_Activity_.
Your reply should be one number, which is how many lines in the listing below contain "está".

_Data supplied_.
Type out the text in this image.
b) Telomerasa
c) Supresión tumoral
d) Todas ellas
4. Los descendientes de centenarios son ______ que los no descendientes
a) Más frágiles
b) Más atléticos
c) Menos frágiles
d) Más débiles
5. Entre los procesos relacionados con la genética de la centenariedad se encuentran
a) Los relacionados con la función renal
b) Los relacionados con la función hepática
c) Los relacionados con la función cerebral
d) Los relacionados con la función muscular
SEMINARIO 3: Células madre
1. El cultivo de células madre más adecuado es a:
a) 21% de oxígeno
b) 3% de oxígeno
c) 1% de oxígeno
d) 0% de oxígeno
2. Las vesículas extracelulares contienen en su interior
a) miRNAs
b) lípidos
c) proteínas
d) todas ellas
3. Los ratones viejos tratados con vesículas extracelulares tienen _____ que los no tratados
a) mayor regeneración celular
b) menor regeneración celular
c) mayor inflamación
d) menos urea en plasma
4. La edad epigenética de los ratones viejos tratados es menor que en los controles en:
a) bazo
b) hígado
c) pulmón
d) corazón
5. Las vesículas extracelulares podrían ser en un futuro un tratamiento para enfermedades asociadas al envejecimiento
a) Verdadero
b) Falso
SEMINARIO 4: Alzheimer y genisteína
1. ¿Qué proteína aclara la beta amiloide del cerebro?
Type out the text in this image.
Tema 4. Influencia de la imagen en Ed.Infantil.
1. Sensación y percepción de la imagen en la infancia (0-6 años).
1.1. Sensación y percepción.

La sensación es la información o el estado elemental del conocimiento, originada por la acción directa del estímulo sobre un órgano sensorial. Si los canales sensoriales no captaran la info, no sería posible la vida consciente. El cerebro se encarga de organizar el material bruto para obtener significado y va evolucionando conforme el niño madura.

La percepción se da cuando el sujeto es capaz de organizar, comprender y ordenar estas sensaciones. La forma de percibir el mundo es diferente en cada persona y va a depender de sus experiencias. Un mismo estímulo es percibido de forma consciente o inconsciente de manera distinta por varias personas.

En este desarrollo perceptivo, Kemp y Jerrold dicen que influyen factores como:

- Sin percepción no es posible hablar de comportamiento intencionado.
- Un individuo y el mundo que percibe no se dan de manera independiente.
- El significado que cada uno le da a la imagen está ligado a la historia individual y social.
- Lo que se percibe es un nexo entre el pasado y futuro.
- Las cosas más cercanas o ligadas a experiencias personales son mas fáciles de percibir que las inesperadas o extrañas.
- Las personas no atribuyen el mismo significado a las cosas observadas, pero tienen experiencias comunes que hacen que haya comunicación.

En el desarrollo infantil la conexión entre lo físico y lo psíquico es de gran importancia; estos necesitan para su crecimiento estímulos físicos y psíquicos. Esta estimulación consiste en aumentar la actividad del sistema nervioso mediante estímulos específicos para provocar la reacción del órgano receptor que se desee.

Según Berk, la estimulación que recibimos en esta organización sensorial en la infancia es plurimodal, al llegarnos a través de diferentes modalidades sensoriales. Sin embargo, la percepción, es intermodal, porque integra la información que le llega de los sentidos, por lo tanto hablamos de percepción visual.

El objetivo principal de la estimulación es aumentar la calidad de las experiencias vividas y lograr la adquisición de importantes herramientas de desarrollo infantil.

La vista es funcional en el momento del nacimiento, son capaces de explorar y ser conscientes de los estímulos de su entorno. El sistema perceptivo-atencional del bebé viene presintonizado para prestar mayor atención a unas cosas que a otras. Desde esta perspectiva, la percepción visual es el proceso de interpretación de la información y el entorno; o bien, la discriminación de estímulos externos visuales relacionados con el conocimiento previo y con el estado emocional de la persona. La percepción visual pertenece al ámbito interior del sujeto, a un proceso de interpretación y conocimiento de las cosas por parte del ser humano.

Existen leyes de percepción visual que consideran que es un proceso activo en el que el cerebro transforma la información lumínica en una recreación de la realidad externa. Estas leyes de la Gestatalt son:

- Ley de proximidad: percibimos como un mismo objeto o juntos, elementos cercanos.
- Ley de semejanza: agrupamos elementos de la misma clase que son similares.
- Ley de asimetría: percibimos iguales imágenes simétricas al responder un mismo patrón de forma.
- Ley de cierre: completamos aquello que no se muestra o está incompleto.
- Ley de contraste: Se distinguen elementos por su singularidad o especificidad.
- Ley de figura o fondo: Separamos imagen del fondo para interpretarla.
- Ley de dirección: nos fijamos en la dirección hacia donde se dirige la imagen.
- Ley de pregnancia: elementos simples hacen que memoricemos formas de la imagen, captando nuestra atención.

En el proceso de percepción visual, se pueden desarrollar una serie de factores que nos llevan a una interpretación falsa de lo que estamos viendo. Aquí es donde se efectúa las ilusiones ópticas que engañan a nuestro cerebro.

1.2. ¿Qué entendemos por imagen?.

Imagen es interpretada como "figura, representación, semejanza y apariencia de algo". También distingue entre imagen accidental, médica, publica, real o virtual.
---
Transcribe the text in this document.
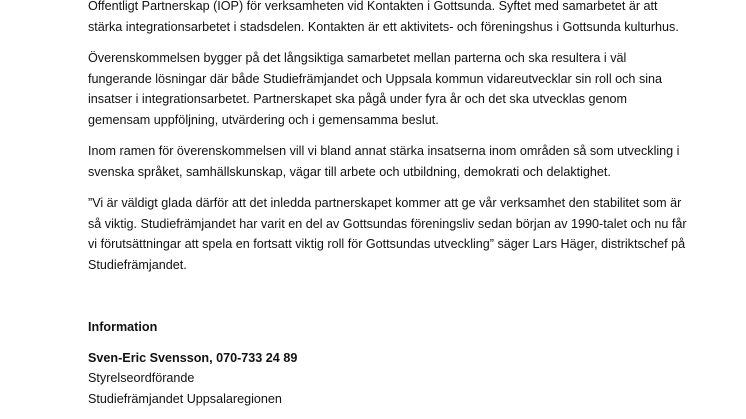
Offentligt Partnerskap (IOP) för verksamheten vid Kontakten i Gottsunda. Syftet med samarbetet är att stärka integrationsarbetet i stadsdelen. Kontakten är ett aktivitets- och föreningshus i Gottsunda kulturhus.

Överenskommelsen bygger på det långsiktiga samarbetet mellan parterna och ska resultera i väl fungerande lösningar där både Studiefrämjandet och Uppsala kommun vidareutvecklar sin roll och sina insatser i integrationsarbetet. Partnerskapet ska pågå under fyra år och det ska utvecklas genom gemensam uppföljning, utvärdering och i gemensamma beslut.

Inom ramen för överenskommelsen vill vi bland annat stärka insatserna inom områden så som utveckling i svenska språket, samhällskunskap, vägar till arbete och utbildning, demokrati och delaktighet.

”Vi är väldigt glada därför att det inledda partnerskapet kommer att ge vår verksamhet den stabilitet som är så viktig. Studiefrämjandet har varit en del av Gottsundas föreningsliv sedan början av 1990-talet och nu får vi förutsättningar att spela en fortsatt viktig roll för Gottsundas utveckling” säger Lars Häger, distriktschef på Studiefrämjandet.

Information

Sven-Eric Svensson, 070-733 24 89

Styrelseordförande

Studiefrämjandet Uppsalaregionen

_Solution to the problem_.
2